Records about charts and figures

==============================

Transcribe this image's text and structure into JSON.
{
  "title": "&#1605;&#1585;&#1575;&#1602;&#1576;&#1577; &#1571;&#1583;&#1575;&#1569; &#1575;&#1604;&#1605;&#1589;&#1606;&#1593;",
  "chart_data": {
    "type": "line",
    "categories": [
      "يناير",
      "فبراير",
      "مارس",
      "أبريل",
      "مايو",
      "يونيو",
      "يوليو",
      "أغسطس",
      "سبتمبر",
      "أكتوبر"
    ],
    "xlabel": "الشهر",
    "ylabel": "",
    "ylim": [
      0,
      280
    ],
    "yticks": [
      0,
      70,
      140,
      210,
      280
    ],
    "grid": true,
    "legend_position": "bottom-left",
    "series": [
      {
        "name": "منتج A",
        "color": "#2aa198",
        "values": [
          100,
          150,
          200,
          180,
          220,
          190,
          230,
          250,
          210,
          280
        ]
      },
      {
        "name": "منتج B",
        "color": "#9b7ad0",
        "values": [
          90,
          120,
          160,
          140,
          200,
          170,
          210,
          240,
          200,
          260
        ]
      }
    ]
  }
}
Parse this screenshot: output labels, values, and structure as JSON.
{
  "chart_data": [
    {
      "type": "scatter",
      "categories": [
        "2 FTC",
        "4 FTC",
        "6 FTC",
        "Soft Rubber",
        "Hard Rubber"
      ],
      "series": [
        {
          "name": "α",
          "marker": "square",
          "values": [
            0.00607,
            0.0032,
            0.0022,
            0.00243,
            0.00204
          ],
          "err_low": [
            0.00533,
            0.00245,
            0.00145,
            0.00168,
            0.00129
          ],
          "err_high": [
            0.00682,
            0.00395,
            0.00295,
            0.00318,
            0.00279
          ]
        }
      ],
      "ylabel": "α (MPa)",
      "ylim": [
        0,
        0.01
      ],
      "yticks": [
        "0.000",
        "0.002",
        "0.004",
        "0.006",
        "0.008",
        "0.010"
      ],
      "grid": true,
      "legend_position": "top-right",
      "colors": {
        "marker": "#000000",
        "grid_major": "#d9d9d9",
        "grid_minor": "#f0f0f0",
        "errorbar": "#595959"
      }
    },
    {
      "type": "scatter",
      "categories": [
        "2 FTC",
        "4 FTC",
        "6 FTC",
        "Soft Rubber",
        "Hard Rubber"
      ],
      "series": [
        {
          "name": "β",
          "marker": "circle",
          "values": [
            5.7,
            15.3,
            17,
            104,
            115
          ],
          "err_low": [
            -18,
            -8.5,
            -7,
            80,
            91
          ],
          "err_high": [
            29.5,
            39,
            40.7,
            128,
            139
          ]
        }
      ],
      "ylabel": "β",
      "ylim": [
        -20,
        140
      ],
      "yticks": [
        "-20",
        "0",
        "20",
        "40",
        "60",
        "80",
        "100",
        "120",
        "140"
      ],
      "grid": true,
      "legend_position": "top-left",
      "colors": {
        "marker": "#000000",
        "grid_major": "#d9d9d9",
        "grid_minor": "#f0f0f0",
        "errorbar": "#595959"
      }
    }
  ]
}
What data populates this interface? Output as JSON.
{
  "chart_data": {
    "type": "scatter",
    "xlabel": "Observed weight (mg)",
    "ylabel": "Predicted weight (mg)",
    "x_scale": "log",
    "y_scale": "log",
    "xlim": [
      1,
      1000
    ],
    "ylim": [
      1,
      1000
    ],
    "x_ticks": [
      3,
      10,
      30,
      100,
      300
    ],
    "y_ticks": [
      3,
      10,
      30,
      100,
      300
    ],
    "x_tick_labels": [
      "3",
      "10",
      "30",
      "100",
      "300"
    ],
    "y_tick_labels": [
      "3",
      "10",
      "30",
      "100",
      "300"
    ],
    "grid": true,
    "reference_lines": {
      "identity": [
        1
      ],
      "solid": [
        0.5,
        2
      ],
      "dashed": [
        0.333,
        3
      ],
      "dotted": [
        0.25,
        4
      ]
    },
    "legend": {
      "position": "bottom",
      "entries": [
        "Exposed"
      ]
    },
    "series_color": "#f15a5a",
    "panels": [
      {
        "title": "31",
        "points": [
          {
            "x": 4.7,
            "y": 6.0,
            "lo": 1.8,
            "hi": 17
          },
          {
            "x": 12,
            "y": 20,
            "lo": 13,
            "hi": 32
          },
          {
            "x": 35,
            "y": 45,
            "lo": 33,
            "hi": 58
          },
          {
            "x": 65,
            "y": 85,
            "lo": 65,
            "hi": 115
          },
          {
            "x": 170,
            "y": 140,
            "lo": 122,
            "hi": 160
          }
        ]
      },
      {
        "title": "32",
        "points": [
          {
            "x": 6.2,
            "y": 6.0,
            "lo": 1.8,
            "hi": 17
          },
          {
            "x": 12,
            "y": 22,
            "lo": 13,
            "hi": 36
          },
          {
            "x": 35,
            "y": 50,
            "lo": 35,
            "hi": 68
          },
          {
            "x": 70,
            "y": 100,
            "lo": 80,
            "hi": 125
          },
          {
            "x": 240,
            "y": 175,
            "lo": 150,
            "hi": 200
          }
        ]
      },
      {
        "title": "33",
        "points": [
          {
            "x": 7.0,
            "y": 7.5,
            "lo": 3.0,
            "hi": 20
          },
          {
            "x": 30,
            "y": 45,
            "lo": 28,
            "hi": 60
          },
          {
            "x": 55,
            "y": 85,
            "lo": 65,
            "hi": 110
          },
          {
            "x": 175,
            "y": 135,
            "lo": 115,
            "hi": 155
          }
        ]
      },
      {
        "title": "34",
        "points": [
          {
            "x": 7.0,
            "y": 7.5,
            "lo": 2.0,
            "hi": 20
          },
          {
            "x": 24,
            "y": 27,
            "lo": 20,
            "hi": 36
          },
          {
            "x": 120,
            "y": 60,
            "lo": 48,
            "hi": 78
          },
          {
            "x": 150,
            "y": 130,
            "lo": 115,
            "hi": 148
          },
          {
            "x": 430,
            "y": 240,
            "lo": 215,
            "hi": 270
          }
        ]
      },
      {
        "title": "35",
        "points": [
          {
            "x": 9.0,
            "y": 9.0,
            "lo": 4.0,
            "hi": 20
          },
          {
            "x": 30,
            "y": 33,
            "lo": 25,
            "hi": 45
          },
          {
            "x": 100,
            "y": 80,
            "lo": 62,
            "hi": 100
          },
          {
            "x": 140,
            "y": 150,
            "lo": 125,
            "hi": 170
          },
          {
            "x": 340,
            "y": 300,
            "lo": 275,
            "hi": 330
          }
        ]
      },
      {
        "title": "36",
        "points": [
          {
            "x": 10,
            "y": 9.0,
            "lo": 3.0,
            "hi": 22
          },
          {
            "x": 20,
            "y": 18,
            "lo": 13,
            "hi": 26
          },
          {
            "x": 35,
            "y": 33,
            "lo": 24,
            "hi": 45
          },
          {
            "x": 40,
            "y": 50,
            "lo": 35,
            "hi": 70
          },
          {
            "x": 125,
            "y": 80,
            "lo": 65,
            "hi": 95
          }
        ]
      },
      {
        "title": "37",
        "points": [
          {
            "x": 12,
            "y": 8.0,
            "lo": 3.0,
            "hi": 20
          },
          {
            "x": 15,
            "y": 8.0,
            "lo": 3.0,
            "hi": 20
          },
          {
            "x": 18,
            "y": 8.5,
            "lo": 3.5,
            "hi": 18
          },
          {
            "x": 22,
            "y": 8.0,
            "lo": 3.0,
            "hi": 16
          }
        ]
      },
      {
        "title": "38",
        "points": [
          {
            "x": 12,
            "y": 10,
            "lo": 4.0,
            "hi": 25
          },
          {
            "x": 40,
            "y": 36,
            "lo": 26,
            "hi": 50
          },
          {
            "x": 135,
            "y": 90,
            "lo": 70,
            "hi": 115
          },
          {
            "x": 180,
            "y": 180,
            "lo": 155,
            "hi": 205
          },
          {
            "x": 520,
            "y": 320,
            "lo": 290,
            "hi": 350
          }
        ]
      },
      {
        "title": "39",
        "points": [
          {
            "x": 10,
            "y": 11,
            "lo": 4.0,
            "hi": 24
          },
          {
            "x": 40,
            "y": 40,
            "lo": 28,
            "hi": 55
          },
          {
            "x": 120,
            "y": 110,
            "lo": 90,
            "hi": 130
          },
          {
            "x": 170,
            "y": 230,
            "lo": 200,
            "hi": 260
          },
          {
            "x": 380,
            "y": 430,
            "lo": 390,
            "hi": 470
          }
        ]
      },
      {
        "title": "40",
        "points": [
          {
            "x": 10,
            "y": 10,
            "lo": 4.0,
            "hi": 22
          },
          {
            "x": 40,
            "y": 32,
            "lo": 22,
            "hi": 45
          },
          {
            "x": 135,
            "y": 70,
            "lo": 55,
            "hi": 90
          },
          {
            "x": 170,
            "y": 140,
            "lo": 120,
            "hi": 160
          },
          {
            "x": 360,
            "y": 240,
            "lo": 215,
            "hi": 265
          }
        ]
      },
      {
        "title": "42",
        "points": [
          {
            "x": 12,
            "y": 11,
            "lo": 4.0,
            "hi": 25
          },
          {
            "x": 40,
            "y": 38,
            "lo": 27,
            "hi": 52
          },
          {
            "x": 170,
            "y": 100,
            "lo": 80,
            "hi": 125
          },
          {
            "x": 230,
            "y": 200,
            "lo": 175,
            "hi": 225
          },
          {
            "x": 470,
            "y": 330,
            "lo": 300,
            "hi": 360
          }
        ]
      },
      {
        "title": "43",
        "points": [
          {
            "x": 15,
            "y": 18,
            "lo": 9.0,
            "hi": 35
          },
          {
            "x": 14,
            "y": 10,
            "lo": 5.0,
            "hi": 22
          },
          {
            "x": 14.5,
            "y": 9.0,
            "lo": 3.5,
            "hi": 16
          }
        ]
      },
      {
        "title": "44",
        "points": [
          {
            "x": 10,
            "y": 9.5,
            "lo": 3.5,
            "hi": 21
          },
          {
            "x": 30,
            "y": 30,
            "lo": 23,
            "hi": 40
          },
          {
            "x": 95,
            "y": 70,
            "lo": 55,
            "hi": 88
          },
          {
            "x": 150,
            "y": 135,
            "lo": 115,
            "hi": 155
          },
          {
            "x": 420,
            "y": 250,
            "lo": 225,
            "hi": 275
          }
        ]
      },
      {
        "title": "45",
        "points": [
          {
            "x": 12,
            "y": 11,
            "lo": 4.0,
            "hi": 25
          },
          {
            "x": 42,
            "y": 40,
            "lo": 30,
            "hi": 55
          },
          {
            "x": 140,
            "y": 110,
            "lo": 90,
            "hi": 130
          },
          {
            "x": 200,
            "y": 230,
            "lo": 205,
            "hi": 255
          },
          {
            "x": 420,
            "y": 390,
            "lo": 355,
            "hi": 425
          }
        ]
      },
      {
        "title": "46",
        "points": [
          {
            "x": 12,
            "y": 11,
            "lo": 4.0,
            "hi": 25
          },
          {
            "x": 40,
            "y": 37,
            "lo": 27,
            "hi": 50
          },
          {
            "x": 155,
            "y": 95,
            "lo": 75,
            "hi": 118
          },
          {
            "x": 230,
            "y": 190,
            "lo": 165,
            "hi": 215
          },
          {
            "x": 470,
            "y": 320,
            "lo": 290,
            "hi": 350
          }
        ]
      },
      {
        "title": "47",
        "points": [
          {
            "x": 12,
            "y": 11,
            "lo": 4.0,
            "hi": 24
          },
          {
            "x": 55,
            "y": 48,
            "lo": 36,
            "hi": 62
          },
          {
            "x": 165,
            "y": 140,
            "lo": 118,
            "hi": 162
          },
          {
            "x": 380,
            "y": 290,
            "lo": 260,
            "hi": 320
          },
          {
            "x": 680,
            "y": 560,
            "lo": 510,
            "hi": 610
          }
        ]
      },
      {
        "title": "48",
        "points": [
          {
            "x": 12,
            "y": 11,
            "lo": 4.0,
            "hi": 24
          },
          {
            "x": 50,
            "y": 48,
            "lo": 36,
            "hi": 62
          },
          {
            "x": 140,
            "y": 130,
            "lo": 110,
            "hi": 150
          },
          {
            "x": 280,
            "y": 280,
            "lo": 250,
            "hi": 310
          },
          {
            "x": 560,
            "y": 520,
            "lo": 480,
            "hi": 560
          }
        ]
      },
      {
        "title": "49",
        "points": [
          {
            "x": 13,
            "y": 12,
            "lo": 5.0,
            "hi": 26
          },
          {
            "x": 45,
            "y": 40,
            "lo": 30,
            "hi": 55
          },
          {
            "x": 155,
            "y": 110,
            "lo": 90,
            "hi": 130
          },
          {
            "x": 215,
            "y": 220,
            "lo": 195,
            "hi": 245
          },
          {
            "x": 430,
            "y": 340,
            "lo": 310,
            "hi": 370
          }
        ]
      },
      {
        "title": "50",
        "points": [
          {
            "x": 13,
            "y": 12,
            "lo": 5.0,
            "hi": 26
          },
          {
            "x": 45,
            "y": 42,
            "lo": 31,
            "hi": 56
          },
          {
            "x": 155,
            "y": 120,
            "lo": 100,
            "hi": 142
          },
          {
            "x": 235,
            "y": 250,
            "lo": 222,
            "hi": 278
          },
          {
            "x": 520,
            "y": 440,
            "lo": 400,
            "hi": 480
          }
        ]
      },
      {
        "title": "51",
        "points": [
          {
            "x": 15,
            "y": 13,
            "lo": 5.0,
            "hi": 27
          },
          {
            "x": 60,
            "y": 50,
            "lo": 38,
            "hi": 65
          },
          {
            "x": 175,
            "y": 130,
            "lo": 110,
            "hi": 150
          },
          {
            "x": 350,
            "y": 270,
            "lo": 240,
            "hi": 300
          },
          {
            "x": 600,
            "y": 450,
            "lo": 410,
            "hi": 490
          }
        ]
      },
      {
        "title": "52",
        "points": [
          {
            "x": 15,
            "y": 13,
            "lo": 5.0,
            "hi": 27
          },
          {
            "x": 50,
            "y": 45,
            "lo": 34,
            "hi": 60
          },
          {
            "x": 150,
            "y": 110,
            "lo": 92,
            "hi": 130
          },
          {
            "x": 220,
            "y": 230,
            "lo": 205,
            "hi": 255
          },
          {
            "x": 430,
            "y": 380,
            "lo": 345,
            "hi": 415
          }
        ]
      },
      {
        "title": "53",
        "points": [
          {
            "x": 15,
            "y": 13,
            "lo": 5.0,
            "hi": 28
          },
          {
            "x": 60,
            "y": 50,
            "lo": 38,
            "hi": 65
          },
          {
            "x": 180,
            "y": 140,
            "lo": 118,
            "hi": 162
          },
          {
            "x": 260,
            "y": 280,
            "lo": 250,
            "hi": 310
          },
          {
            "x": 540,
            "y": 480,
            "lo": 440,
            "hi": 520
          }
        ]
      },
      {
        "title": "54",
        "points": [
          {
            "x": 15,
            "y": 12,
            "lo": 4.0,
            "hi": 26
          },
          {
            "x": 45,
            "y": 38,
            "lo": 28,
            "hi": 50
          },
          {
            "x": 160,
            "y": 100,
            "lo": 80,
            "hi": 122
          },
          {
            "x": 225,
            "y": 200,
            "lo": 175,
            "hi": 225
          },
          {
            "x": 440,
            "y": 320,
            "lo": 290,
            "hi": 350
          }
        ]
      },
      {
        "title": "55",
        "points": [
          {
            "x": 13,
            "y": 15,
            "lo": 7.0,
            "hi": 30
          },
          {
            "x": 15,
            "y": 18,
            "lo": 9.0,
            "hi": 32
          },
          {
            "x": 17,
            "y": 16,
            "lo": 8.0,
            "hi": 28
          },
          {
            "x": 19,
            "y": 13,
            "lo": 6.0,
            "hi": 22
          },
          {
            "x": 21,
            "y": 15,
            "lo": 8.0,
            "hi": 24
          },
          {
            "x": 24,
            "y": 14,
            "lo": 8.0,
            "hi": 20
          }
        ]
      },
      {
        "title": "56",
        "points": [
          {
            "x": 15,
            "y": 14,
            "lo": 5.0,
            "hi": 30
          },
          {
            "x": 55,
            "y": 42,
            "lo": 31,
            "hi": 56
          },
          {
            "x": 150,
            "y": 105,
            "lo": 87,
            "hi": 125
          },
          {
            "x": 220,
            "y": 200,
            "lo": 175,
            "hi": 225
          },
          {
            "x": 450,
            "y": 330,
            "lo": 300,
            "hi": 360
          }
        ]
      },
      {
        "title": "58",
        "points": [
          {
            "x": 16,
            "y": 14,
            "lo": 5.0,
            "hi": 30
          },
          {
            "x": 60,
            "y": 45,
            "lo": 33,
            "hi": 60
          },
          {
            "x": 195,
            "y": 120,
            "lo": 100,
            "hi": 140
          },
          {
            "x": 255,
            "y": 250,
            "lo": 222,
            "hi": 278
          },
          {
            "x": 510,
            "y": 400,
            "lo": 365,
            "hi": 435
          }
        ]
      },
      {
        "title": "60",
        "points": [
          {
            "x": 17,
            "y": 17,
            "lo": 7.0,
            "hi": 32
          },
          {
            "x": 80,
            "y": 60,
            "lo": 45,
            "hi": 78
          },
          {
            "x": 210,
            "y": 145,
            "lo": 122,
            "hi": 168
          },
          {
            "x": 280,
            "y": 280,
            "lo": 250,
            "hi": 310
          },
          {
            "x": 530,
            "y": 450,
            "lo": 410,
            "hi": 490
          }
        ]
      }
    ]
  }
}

==============================

Given exercise: In the lines above, find each one with "ylabel" and list it.

Answer to the task:
    "ylabel": "",
      "ylabel": "α (MPa)",
      "ylabel": "β",
    "ylabel": "Predicted weight (mg)",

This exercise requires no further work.